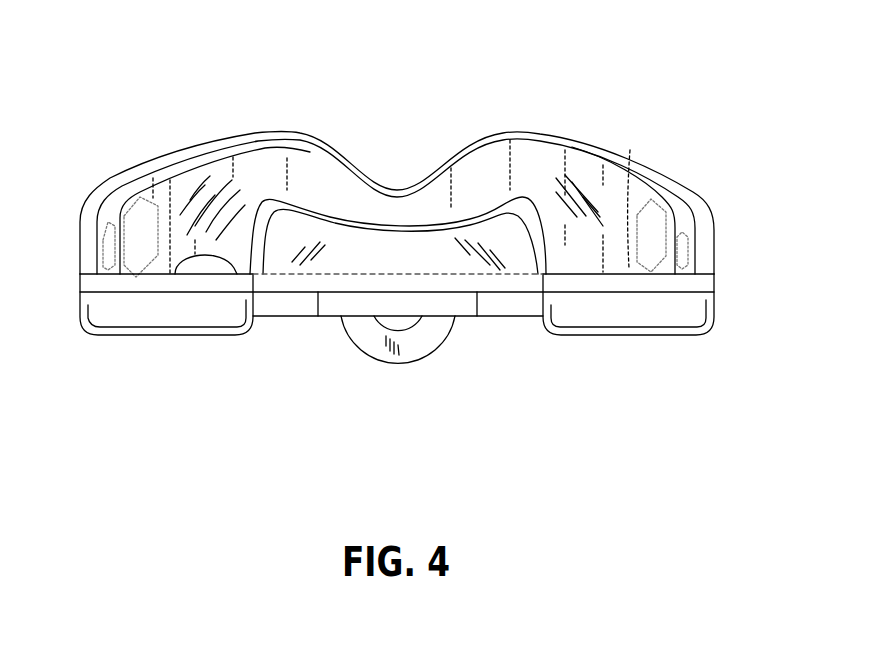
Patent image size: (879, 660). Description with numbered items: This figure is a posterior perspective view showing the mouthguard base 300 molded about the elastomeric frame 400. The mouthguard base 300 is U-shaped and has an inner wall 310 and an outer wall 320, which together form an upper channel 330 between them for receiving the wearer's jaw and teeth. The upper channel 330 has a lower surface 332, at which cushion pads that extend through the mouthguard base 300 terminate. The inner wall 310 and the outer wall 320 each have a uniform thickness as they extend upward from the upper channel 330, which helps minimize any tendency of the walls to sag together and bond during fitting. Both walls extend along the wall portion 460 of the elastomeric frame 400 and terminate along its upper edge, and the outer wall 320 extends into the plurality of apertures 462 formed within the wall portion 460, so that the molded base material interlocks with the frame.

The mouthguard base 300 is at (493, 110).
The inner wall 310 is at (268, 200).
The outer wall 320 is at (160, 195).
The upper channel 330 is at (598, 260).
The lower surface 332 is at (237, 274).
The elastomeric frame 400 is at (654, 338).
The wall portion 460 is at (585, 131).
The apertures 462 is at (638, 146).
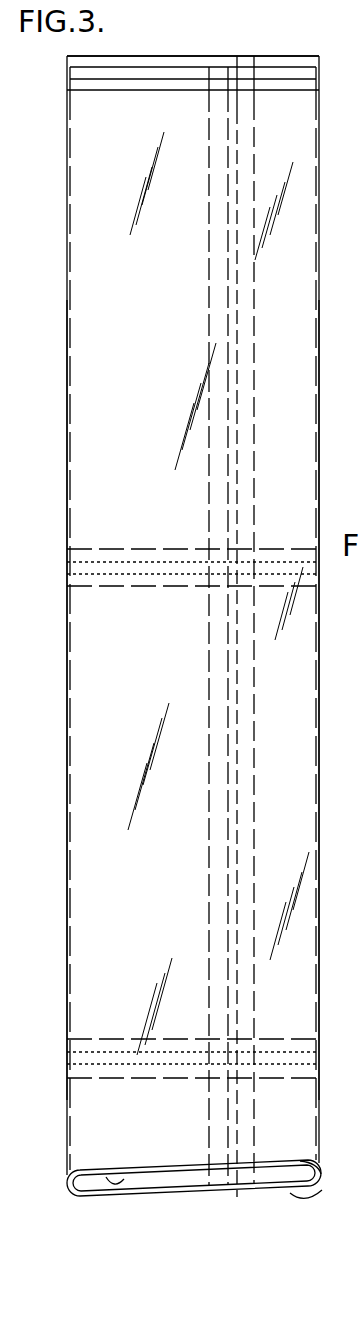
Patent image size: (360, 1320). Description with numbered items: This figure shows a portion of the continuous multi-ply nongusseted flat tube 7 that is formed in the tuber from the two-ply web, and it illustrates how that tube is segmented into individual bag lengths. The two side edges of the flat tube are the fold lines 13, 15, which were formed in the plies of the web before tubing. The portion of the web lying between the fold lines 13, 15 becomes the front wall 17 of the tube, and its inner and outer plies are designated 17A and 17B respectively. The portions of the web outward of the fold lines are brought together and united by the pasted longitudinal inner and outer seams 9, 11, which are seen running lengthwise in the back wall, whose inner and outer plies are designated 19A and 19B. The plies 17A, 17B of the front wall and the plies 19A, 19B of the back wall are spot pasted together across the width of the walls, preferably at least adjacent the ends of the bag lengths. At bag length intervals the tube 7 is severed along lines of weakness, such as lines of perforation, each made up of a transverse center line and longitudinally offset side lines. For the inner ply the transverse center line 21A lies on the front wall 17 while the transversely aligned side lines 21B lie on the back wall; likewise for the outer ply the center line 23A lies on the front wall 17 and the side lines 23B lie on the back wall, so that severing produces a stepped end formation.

> [Problem to solve]
Rewrite the records above, renaming "Patent image size" to "Drawing dimensions" wherever it occurs and keeping everything else the same. Leave out the pictures.

> [Output for this task]
Drawing dimensions: (879, 660). Description with numbered items: This figure is a posterior perspective view showing the mouthguard base 300 molded about the elastomeric frame 400. The mouthguard base 300 is U-shaped and has an inner wall 310 and an outer wall 320, which together form an upper channel 330 between them for receiving the wearer's jaw and teeth. The upper channel 330 has a lower surface 332, at which cushion pads that extend through the mouthguard base 300 terminate. The inner wall 310 and the outer wall 320 each have a uniform thickness as they extend upward from the upper channel 330, which helps minimize any tendency of the walls to sag together and bond during fitting. Both walls extend along the wall portion 460 of the elastomeric frame 400 and terminate along its upper edge, and the outer wall 320 extends into the plurality of apertures 462 formed within the wall portion 460, so that the molded base material interlocks with the frame.

The mouthguard base 300 is at (493, 110).
The inner wall 310 is at (268, 200).
The outer wall 320 is at (160, 195).
The upper channel 330 is at (598, 260).
The lower surface 332 is at (237, 274).
The elastomeric frame 400 is at (654, 338).
The wall portion 460 is at (585, 131).
The apertures 462 is at (638, 146).
Drawing dimensions: (360, 1320). Description with numbered items: This figure shows a portion of the continuous multi-ply nongusseted flat tube 7 that is formed in the tuber from the two-ply web, and it illustrates how that tube is segmented into individual bag lengths. The two side edges of the flat tube are the fold lines 13, 15, which were formed in the plies of the web before tubing. The portion of the web lying between the fold lines 13, 15 becomes the front wall 17 of the tube, and its inner and outer plies are designated 17A and 17B respectively. The portions of the web outward of the fold lines are brought together and united by the pasted longitudinal inner and outer seams 9, 11, which are seen running lengthwise in the back wall, whose inner and outer plies are designated 19A and 19B. The plies 17A, 17B of the front wall and the plies 19A, 19B of the back wall are spot pasted together across the width of the walls, preferably at least adjacent the ends of the bag lengths. At bag length intervals the tube 7 is severed along lines of weakness, such as lines of perforation, each made up of a transverse center line and longitudinally offset side lines. For the inner ply the transverse center line 21A lies on the front wall 17 while the transversely aligned side lines 21B lie on the back wall; likewise for the outer ply the center line 23A lies on the front wall 17 and the side lines 23B lie on the back wall, so that severing produces a stepped end formation.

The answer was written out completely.